## EXERCISE BRIEF
Return the listing below verbatim. Pictures do not belong in the copy.

## EXERCISE MATERIALS
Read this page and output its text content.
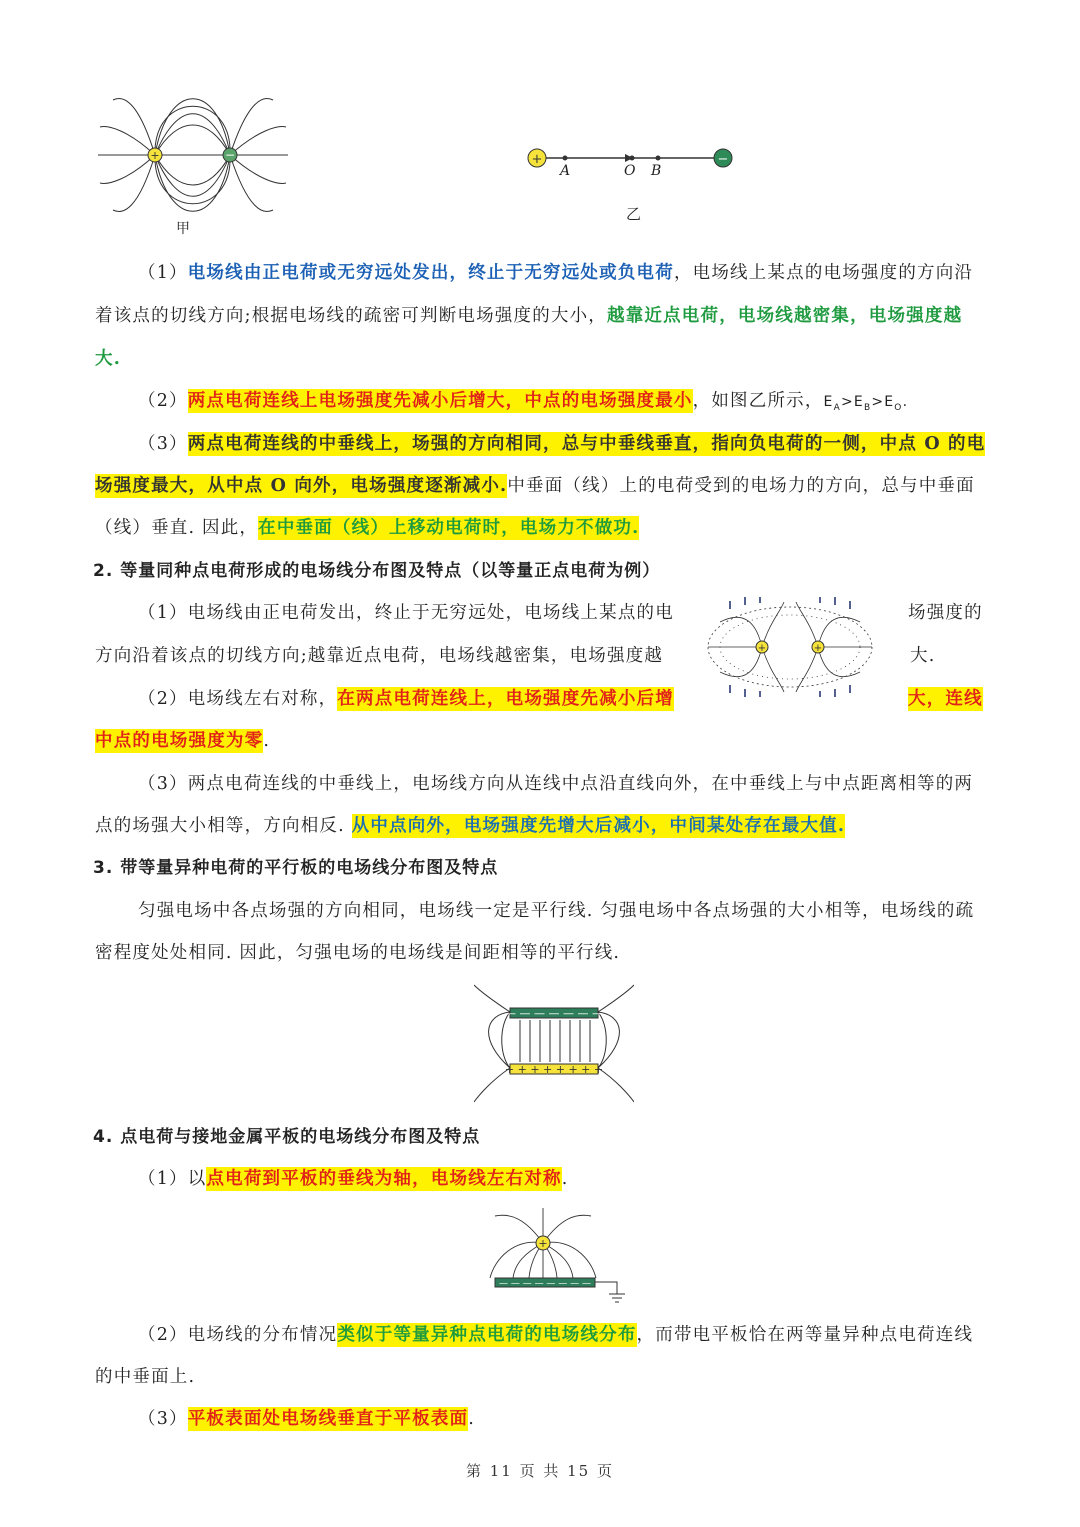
+	−
甲
+	−
A	O B
乙
（1）电场线由正电荷或无穷远处发出，终止于无穷远处或负电荷，电场线上某点的电场强度的方向沿
着该点的切线方向;根据电场线的疏密可判断电场强度的大小，越靠近点电荷，电场线越密集，电场强度越
大.
（2）两点电荷连线上电场强度先减小后增大，中点的电场强度最小，如图乙所示，$E_A>E_B>E_O$.
（3）两点电荷连线的中垂线上，场强的方向相同，总与中垂线垂直，指向负电荷的一侧，中点 O 的电
场强度最大，从中点 O 向外，电场强度逐渐减小.中垂面（线）上的电荷受到的电场力的方向，总与中垂面
（线）垂直. 因此，在中垂面（线）上移动电荷时，电场力不做功.
2. 等量同种点电荷形成的电场线分布图及特点（以等量正点电荷为例）
（1）电场线由正电荷发出，终止于无穷远处，电场线上某点的电	场强度的
方向沿着该点的切线方向;越靠近点电荷，电场线越密集，电场强度越	大.
（2）电场线左右对称，在两点电荷连线上，电场强度先减小后增	大，连线
中点的电场强度为零.
+	+
（3）两点电荷连线的中垂线上，电场线方向从连线中点沿直线向外，在中垂线上与中点距离相等的两
点的场强大小相等，方向相反. 从中点向外，电场强度先增大后减小，中间某处存在最大值.
3. 带等量异种电荷的平行板的电场线分布图及特点
匀强电场中各点场强的方向相同，电场线一定是平行线. 匀强电场中各点场强的大小相等，电场线的疏
密程度处处相同. 因此，匀强电场的电场线是间距相等的平行线.
— — — — — — —
+ + + + + + + +
4. 点电荷与接地金属平板的电场线分布图及特点
（1）以点电荷到平板的垂线为轴，电场线左右对称.
— — — — — — — —
+
（2）电场线的分布情况类似于等量异种点电荷的电场线分布，而带电平板恰在两等量异种点电荷连线
的中垂面上.
（3）平板表面处电场线垂直于平板表面.
第 11 页 共 15 页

## THE SOLUTION
Read this page and output its text content.
+	−
甲
+	−
A	O B
乙
（1）电场线由正电荷或无穷远处发出，终止于无穷远处或负电荷，电场线上某点的电场强度的方向沿
着该点的切线方向;根据电场线的疏密可判断电场强度的大小，越靠近点电荷，电场线越密集，电场强度越
大.
（2）两点电荷连线上电场强度先减小后增大，中点的电场强度最小，如图乙所示，$E_A>E_B>E_O$.
（3）两点电荷连线的中垂线上，场强的方向相同，总与中垂线垂直，指向负电荷的一侧，中点 O 的电
场强度最大，从中点 O 向外，电场强度逐渐减小.中垂面（线）上的电荷受到的电场力的方向，总与中垂面
（线）垂直. 因此，在中垂面（线）上移动电荷时，电场力不做功.
2. 等量同种点电荷形成的电场线分布图及特点（以等量正点电荷为例）
（1）电场线由正电荷发出，终止于无穷远处，电场线上某点的电	场强度的
方向沿着该点的切线方向;越靠近点电荷，电场线越密集，电场强度越	大.
（2）电场线左右对称，在两点电荷连线上，电场强度先减小后增	大，连线
中点的电场强度为零.
+	+
（3）两点电荷连线的中垂线上，电场线方向从连线中点沿直线向外，在中垂线上与中点距离相等的两
点的场强大小相等，方向相反. 从中点向外，电场强度先增大后减小，中间某处存在最大值.
3. 带等量异种电荷的平行板的电场线分布图及特点
匀强电场中各点场强的方向相同，电场线一定是平行线. 匀强电场中各点场强的大小相等，电场线的疏
密程度处处相同. 因此，匀强电场的电场线是间距相等的平行线.
— — — — — — —
+ + + + + + + +
4. 点电荷与接地金属平板的电场线分布图及特点
（1）以点电荷到平板的垂线为轴，电场线左右对称.
— — — — — — — —
+
（2）电场线的分布情况类似于等量异种点电荷的电场线分布，而带电平板恰在两等量异种点电荷连线
的中垂面上.
（3）平板表面处电场线垂直于平板表面.
第 11 页 共 15 页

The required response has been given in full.